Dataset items
-*-

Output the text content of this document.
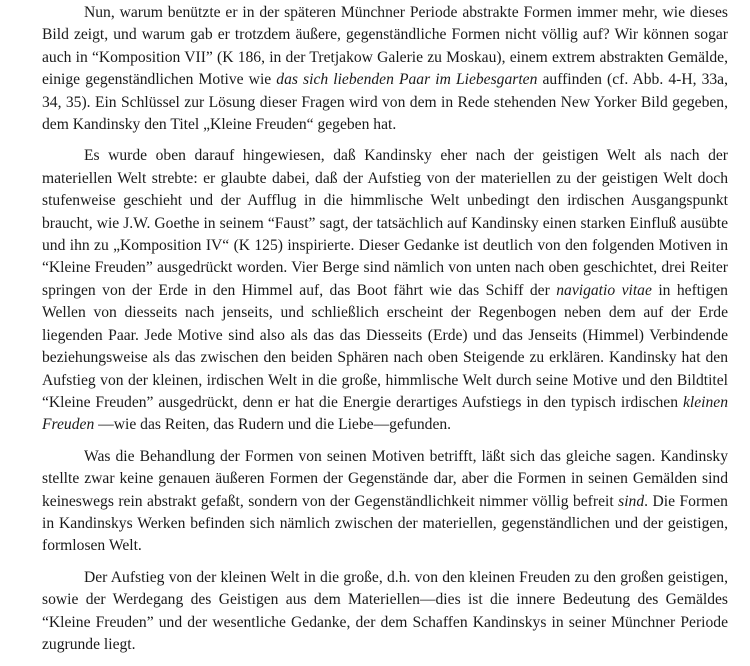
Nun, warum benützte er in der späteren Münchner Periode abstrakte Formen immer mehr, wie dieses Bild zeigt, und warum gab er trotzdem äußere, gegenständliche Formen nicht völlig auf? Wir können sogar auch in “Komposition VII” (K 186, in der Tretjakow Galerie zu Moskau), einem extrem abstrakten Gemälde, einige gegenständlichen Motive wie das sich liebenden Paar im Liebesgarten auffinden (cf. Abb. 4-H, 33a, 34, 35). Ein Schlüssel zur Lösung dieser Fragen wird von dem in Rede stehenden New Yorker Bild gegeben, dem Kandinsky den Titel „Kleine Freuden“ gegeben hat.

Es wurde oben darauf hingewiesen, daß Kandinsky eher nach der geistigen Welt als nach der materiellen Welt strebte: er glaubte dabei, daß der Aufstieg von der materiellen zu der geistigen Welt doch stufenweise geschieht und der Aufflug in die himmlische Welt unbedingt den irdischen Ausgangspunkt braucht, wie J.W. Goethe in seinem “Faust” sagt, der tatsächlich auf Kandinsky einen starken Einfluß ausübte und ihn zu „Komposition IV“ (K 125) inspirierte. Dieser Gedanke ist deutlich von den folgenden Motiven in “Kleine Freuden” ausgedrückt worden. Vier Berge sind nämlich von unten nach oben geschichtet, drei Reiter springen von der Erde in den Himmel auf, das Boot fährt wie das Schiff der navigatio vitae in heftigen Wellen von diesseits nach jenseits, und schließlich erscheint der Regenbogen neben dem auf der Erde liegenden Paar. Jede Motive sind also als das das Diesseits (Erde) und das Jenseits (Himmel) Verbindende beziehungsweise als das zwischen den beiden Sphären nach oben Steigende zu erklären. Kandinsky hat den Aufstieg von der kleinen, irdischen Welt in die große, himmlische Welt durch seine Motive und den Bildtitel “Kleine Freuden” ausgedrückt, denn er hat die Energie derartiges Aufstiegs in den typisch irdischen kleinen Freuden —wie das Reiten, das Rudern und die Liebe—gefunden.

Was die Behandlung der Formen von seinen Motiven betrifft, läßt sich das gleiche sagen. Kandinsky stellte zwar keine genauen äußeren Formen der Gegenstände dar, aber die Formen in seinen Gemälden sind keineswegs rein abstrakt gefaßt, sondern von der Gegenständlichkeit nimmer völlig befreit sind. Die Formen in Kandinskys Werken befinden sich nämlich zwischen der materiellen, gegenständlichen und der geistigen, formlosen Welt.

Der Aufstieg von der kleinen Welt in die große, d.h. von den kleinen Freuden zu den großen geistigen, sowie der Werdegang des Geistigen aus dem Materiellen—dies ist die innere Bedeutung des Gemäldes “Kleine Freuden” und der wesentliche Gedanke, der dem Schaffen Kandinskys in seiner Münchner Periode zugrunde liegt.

-*-

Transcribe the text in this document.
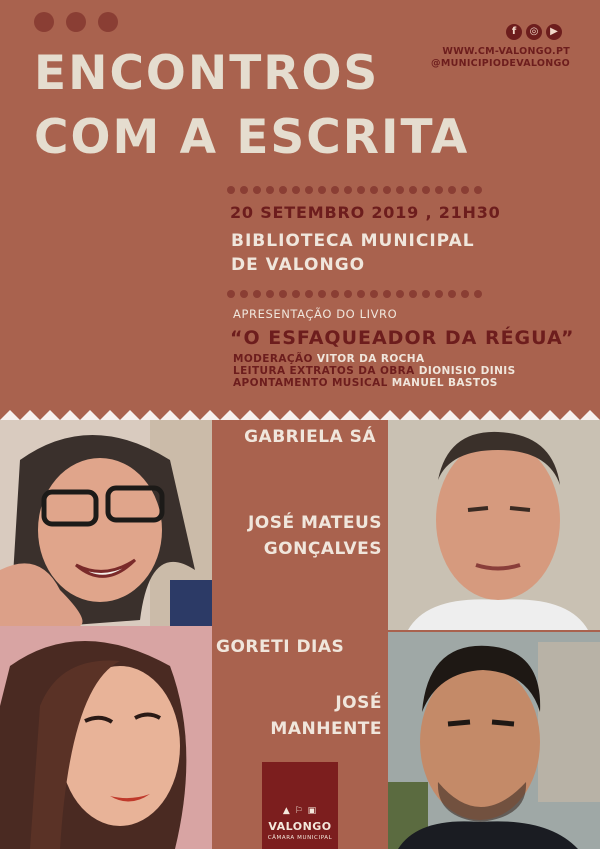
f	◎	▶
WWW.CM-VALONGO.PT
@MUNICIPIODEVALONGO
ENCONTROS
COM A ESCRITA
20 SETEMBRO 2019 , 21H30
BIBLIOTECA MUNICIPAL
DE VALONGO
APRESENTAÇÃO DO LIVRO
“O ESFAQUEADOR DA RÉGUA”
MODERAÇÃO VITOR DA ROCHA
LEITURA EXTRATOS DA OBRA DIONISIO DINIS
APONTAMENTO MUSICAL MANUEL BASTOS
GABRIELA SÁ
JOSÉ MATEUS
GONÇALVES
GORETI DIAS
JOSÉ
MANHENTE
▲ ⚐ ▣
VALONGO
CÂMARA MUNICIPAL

-*-

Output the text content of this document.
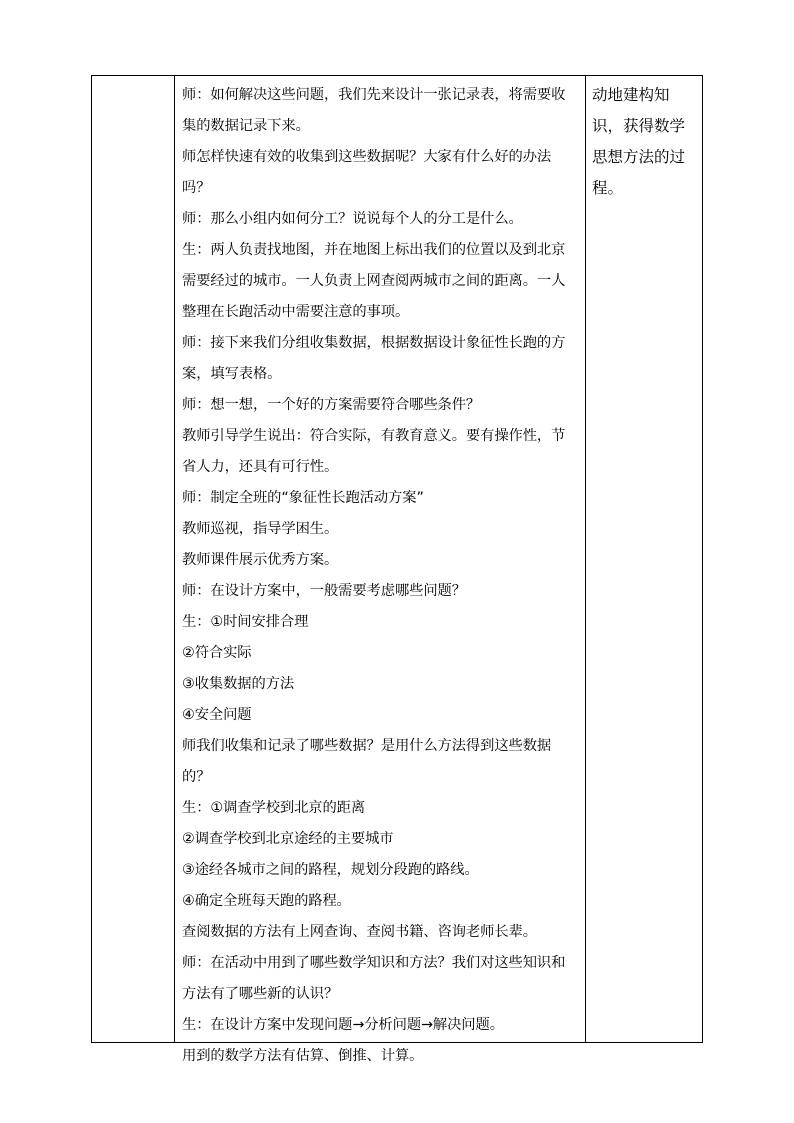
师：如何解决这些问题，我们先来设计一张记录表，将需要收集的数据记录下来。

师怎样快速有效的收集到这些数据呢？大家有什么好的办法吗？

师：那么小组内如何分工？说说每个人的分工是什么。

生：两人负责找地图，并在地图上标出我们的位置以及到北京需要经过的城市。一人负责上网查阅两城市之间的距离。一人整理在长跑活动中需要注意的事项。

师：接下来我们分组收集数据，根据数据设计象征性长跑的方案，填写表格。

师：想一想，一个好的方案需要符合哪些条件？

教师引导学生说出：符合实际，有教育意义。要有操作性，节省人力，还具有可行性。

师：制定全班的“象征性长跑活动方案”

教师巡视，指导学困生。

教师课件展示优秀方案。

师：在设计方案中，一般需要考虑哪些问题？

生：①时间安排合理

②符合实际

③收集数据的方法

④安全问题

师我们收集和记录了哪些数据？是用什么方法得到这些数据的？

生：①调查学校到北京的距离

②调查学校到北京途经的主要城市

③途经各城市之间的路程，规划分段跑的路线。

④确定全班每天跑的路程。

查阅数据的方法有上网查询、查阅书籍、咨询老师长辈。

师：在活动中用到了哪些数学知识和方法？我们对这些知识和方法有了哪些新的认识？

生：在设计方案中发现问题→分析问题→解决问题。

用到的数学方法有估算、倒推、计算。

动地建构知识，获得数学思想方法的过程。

-*-

* **Task prompt**
State the number of lines in the preceding entries that include the word "geistigen". Provide nothing else.

* **Answer below**
3